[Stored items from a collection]
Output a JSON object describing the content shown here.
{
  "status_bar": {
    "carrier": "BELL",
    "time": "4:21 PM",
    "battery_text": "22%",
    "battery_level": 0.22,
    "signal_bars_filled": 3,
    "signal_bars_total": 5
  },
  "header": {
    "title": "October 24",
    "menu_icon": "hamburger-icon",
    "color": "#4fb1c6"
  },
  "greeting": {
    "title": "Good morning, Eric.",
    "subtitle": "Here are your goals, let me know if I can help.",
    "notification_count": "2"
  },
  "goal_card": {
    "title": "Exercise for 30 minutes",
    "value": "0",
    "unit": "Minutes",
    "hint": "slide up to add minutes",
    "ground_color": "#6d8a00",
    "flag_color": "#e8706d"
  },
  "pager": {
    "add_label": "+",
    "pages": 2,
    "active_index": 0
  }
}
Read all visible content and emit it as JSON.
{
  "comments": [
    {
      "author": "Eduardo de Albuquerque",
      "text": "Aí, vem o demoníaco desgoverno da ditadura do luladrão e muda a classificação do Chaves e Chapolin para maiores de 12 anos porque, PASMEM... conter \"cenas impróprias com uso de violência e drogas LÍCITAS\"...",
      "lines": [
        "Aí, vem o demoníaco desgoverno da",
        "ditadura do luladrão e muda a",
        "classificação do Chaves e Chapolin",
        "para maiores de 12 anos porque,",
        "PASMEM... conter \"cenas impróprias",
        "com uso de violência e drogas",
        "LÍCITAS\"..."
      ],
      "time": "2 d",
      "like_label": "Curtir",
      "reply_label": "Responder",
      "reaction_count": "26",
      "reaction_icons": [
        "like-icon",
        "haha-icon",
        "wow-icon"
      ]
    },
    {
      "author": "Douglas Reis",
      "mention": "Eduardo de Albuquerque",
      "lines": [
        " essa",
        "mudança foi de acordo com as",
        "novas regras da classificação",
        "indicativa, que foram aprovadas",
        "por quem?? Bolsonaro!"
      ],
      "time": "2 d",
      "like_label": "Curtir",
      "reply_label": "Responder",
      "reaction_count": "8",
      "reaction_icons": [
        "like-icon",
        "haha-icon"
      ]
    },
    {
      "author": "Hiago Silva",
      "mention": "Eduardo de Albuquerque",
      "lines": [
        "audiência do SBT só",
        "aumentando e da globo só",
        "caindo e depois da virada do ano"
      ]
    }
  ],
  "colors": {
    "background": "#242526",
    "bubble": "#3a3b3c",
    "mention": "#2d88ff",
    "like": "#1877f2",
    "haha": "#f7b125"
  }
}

(Objective):
Give back exactly the lines from the line holding "Read all visible content and emit it as JSON." through the last line of the listing, including both.

(Problem solution):
Read all visible content and emit it as JSON.
{
  "comments": [
    {
      "author": "Eduardo de Albuquerque",
      "text": "Aí, vem o demoníaco desgoverno da ditadura do luladrão e muda a classificação do Chaves e Chapolin para maiores de 12 anos porque, PASMEM... conter \"cenas impróprias com uso de violência e drogas LÍCITAS\"...",
      "lines": [
        "Aí, vem o demoníaco desgoverno da",
        "ditadura do luladrão e muda a",
        "classificação do Chaves e Chapolin",
        "para maiores de 12 anos porque,",
        "PASMEM... conter \"cenas impróprias",
        "com uso de violência e drogas",
        "LÍCITAS\"..."
      ],
      "time": "2 d",
      "like_label": "Curtir",
      "reply_label": "Responder",
      "reaction_count": "26",
      "reaction_icons": [
        "like-icon",
        "haha-icon",
        "wow-icon"
      ]
    },
    {
      "author": "Douglas Reis",
      "mention": "Eduardo de Albuquerque",
      "lines": [
        " essa",
        "mudança foi de acordo com as",
        "novas regras da classificação",
        "indicativa, que foram aprovadas",
        "por quem?? Bolsonaro!"
      ],
      "time": "2 d",
      "like_label": "Curtir",
      "reply_label": "Responder",
      "reaction_count": "8",
      "reaction_icons": [
        "like-icon",
        "haha-icon"
      ]
    },
    {
      "author": "Hiago Silva",
      "mention": "Eduardo de Albuquerque",
      "lines": [
        "audiência do SBT só",
        "aumentando e da globo só",
        "caindo e depois da virada do ano"
      ]
    }
  ],
  "colors": {
    "background": "#242526",
    "bubble": "#3a3b3c",
    "mention": "#2d88ff",
    "like": "#1877f2",
    "haha": "#f7b125"
  }
}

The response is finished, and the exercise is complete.